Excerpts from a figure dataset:
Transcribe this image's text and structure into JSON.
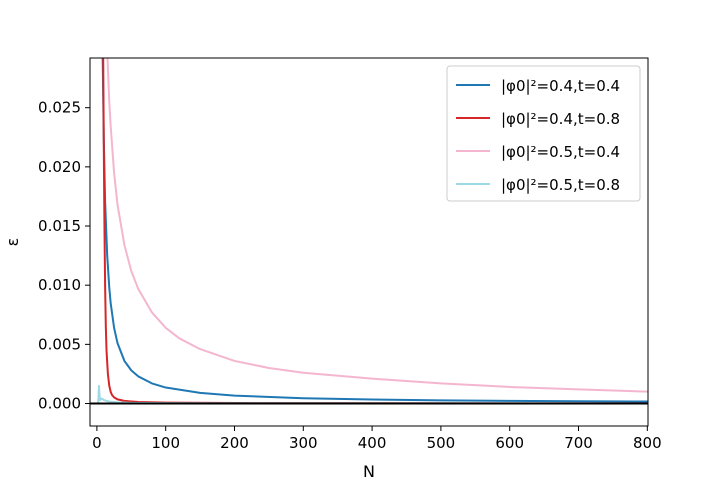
{
  "chart_data": {
    "type": "line",
    "xlabel": "N",
    "ylabel": "ε",
    "xlim": [
      -10,
      801
    ],
    "ylim": [
      -0.0019,
      0.0292
    ],
    "x_ticks": [
      {
        "value": 0,
        "label": "0"
      },
      {
        "value": 100,
        "label": "100"
      },
      {
        "value": 200,
        "label": "200"
      },
      {
        "value": 300,
        "label": "300"
      },
      {
        "value": 400,
        "label": "400"
      },
      {
        "value": 500,
        "label": "500"
      },
      {
        "value": 600,
        "label": "600"
      },
      {
        "value": 700,
        "label": "700"
      },
      {
        "value": 800,
        "label": "800"
      }
    ],
    "y_ticks": [
      {
        "value": 0.0,
        "label": "0.000"
      },
      {
        "value": 0.005,
        "label": "0.005"
      },
      {
        "value": 0.01,
        "label": "0.010"
      },
      {
        "value": 0.015,
        "label": "0.015"
      },
      {
        "value": 0.02,
        "label": "0.020"
      },
      {
        "value": 0.025,
        "label": "0.025"
      }
    ],
    "grid": false,
    "legend_position": "top-right",
    "reference_line": {
      "y": 0,
      "color": "#000000"
    },
    "series": [
      {
        "name": "|φ0|²=0.4,t=0.4",
        "color": "#1f77b4",
        "x": [
          8,
          10,
          12,
          15,
          18,
          20,
          25,
          30,
          40,
          50,
          60,
          80,
          100,
          150,
          200,
          300,
          400,
          500,
          600,
          700,
          800
        ],
        "y": [
          0.031,
          0.0225,
          0.017,
          0.0125,
          0.0098,
          0.0085,
          0.0064,
          0.0051,
          0.0036,
          0.0028,
          0.0023,
          0.0017,
          0.00135,
          0.0009,
          0.00067,
          0.00045,
          0.00034,
          0.00027,
          0.00022,
          0.00019,
          0.00017
        ]
      },
      {
        "name": "|φ0|²=0.4,t=0.8",
        "color": "#d62728",
        "x": [
          9,
          10,
          11,
          12,
          13,
          14,
          16,
          18,
          20,
          22,
          25,
          30,
          40,
          60,
          100,
          200,
          400,
          800
        ],
        "y": [
          0.031,
          0.022,
          0.015,
          0.0098,
          0.0065,
          0.0045,
          0.0025,
          0.0015,
          0.001,
          0.00072,
          0.00052,
          0.00035,
          0.00022,
          0.00013,
          8e-05,
          4e-05,
          2e-05,
          1e-05
        ]
      },
      {
        "name": "|φ0|²=0.5,t=0.4",
        "color": "#f4b6cf",
        "x": [
          15,
          18,
          20,
          25,
          30,
          40,
          50,
          60,
          80,
          100,
          120,
          150,
          200,
          250,
          300,
          400,
          500,
          600,
          700,
          800
        ],
        "y": [
          0.0298,
          0.0255,
          0.0235,
          0.0195,
          0.0168,
          0.0134,
          0.0112,
          0.0097,
          0.0077,
          0.0064,
          0.0055,
          0.0046,
          0.0036,
          0.003,
          0.0026,
          0.0021,
          0.0017,
          0.0014,
          0.0012,
          0.001
        ]
      },
      {
        "name": "|φ0|²=0.5,t=0.8",
        "color": "#9edae5",
        "x": [
          2,
          3,
          4,
          5,
          6,
          8,
          10,
          15,
          20,
          30,
          50,
          100,
          200,
          400,
          800
        ],
        "y": [
          0.0001,
          0.0015,
          0.0006,
          0.0003,
          0.0004,
          0.0004,
          0.0003,
          0.0002,
          0.00015,
          0.0001,
          5e-05,
          3e-05,
          2e-05,
          1e-05,
          5e-06
        ]
      }
    ]
  }
}
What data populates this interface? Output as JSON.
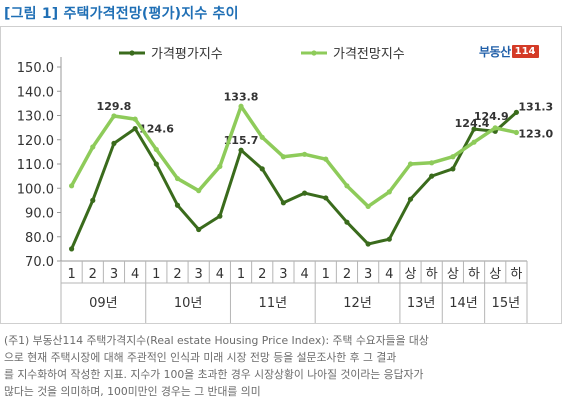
{
  "figure_title": "[그림 1] 주택가격전망(평가)지수 추이",
  "logo": {
    "text": "부동산",
    "number": "114"
  },
  "notes": [
    "(주1) 부동산114 주택가격지수(Real estate Housing Price Index): 주택 수요자들을 대상",
    "으로 현재 주택시장에 대해 주관적인 인식과 미래 시장 전망 등을 설문조사한 후 그 결과",
    "를 지수화하여 작성한 지표. 지수가 100을 초과한 경우 시장상황이 나아질 것이라는 응답자가",
    "많다는 것을 의미하며, 100미만인 경우는 그 반대를 의미"
  ],
  "chart_data": {
    "type": "line",
    "ylim": [
      70,
      150
    ],
    "yticks": [
      "70.0",
      "80.0",
      "90.0",
      "100.0",
      "110.0",
      "120.0",
      "130.0",
      "140.0",
      "150.0"
    ],
    "categories": [
      "1",
      "2",
      "3",
      "4",
      "1",
      "2",
      "3",
      "4",
      "1",
      "2",
      "3",
      "4",
      "1",
      "2",
      "3",
      "4",
      "상",
      "하",
      "상",
      "하",
      "상",
      "하"
    ],
    "groups": [
      {
        "label": "09년",
        "span": 4
      },
      {
        "label": "10년",
        "span": 4
      },
      {
        "label": "11년",
        "span": 4
      },
      {
        "label": "12년",
        "span": 4
      },
      {
        "label": "13년",
        "span": 2
      },
      {
        "label": "14년",
        "span": 2
      },
      {
        "label": "15년",
        "span": 2
      }
    ],
    "legend_position": "top",
    "series": [
      {
        "name": "가격평가지수",
        "color": "#3a6b1c",
        "values": [
          75.0,
          95.0,
          118.5,
          124.6,
          110.0,
          93.0,
          83.0,
          88.5,
          115.7,
          108.0,
          94.0,
          98.0,
          96.0,
          86.0,
          77.0,
          79.0,
          95.5,
          105.0,
          108.0,
          124.4,
          123.5,
          131.3
        ],
        "labels": {
          "3": "124.6",
          "8": "115.7",
          "19": "124.4",
          "21": "131.3"
        }
      },
      {
        "name": "가격전망지수",
        "color": "#8ecb5a",
        "values": [
          101.0,
          117.0,
          129.8,
          128.5,
          116.0,
          104.0,
          99.0,
          109.0,
          133.8,
          121.0,
          113.0,
          114.0,
          112.0,
          101.0,
          92.5,
          98.5,
          110.0,
          110.5,
          113.0,
          119.0,
          124.9,
          123.0
        ],
        "labels": {
          "2": "129.8",
          "8": "133.8",
          "20": "124.9",
          "21": "123.0"
        }
      }
    ]
  }
}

GOAL: All of the data above should be quoted exactly, except for the pictures.

SOLUTION TO THIS EXERCISE:
Transcribe this image's text and structure into JSON.
{
  "chart_data": {
    "type": "line",
    "xlabel": "N",
    "ylabel": "ε",
    "xlim": [
      -10,
      801
    ],
    "ylim": [
      -0.0019,
      0.0292
    ],
    "x_ticks": [
      {
        "value": 0,
        "label": "0"
      },
      {
        "value": 100,
        "label": "100"
      },
      {
        "value": 200,
        "label": "200"
      },
      {
        "value": 300,
        "label": "300"
      },
      {
        "value": 400,
        "label": "400"
      },
      {
        "value": 500,
        "label": "500"
      },
      {
        "value": 600,
        "label": "600"
      },
      {
        "value": 700,
        "label": "700"
      },
      {
        "value": 800,
        "label": "800"
      }
    ],
    "y_ticks": [
      {
        "value": 0.0,
        "label": "0.000"
      },
      {
        "value": 0.005,
        "label": "0.005"
      },
      {
        "value": 0.01,
        "label": "0.010"
      },
      {
        "value": 0.015,
        "label": "0.015"
      },
      {
        "value": 0.02,
        "label": "0.020"
      },
      {
        "value": 0.025,
        "label": "0.025"
      }
    ],
    "grid": false,
    "legend_position": "top-right",
    "reference_line": {
      "y": 0,
      "color": "#000000"
    },
    "series": [
      {
        "name": "|φ0|²=0.4,t=0.4",
        "color": "#1f77b4",
        "x": [
          8,
          10,
          12,
          15,
          18,
          20,
          25,
          30,
          40,
          50,
          60,
          80,
          100,
          150,
          200,
          300,
          400,
          500,
          600,
          700,
          800
        ],
        "y": [
          0.031,
          0.0225,
          0.017,
          0.0125,
          0.0098,
          0.0085,
          0.0064,
          0.0051,
          0.0036,
          0.0028,
          0.0023,
          0.0017,
          0.00135,
          0.0009,
          0.00067,
          0.00045,
          0.00034,
          0.00027,
          0.00022,
          0.00019,
          0.00017
        ]
      },
      {
        "name": "|φ0|²=0.4,t=0.8",
        "color": "#d62728",
        "x": [
          9,
          10,
          11,
          12,
          13,
          14,
          16,
          18,
          20,
          22,
          25,
          30,
          40,
          60,
          100,
          200,
          400,
          800
        ],
        "y": [
          0.031,
          0.022,
          0.015,
          0.0098,
          0.0065,
          0.0045,
          0.0025,
          0.0015,
          0.001,
          0.00072,
          0.00052,
          0.00035,
          0.00022,
          0.00013,
          8e-05,
          4e-05,
          2e-05,
          1e-05
        ]
      },
      {
        "name": "|φ0|²=0.5,t=0.4",
        "color": "#f4b6cf",
        "x": [
          15,
          18,
          20,
          25,
          30,
          40,
          50,
          60,
          80,
          100,
          120,
          150,
          200,
          250,
          300,
          400,
          500,
          600,
          700,
          800
        ],
        "y": [
          0.0298,
          0.0255,
          0.0235,
          0.0195,
          0.0168,
          0.0134,
          0.0112,
          0.0097,
          0.0077,
          0.0064,
          0.0055,
          0.0046,
          0.0036,
          0.003,
          0.0026,
          0.0021,
          0.0017,
          0.0014,
          0.0012,
          0.001
        ]
      },
      {
        "name": "|φ0|²=0.5,t=0.8",
        "color": "#9edae5",
        "x": [
          2,
          3,
          4,
          5,
          6,
          8,
          10,
          15,
          20,
          30,
          50,
          100,
          200,
          400,
          800
        ],
        "y": [
          0.0001,
          0.0015,
          0.0006,
          0.0003,
          0.0004,
          0.0004,
          0.0003,
          0.0002,
          0.00015,
          0.0001,
          5e-05,
          3e-05,
          2e-05,
          1e-05,
          5e-06
        ]
      }
    ]
  }
}
What data populates this interface? Output as JSON.
{
  "figure_title": "[그림 1] 주택가격전망(평가)지수 추이",
  "logo": {
    "text": "부동산",
    "number": "114"
  },
  "notes": [
    "(주1) 부동산114 주택가격지수(Real estate Housing Price Index): 주택 수요자들을 대상",
    "으로 현재 주택시장에 대해 주관적인 인식과 미래 시장 전망 등을 설문조사한 후 그 결과",
    "를 지수화하여 작성한 지표. 지수가 100을 초과한 경우 시장상황이 나아질 것이라는 응답자가",
    "많다는 것을 의미하며, 100미만인 경우는 그 반대를 의미"
  ],
  "chart_data": {
    "type": "line",
    "ylim": [
      70,
      150
    ],
    "yticks": [
      "70.0",
      "80.0",
      "90.0",
      "100.0",
      "110.0",
      "120.0",
      "130.0",
      "140.0",
      "150.0"
    ],
    "categories": [
      "1",
      "2",
      "3",
      "4",
      "1",
      "2",
      "3",
      "4",
      "1",
      "2",
      "3",
      "4",
      "1",
      "2",
      "3",
      "4",
      "상",
      "하",
      "상",
      "하",
      "상",
      "하"
    ],
    "groups": [
      {
        "label": "09년",
        "span": 4
      },
      {
        "label": "10년",
        "span": 4
      },
      {
        "label": "11년",
        "span": 4
      },
      {
        "label": "12년",
        "span": 4
      },
      {
        "label": "13년",
        "span": 2
      },
      {
        "label": "14년",
        "span": 2
      },
      {
        "label": "15년",
        "span": 2
      }
    ],
    "legend_position": "top",
    "series": [
      {
        "name": "가격평가지수",
        "color": "#3a6b1c",
        "values": [
          75.0,
          95.0,
          118.5,
          124.6,
          110.0,
          93.0,
          83.0,
          88.5,
          115.7,
          108.0,
          94.0,
          98.0,
          96.0,
          86.0,
          77.0,
          79.0,
          95.5,
          105.0,
          108.0,
          124.4,
          123.5,
          131.3
        ],
        "labels": {
          "3": "124.6",
          "8": "115.7",
          "19": "124.4",
          "21": "131.3"
        }
      },
      {
        "name": "가격전망지수",
        "color": "#8ecb5a",
        "values": [
          101.0,
          117.0,
          129.8,
          128.5,
          116.0,
          104.0,
          99.0,
          109.0,
          133.8,
          121.0,
          113.0,
          114.0,
          112.0,
          101.0,
          92.5,
          98.5,
          110.0,
          110.5,
          113.0,
          119.0,
          124.9,
          123.0
        ],
        "labels": {
          "2": "129.8",
          "8": "133.8",
          "20": "124.9",
          "21": "123.0"
        }
      }
    ]
  }
}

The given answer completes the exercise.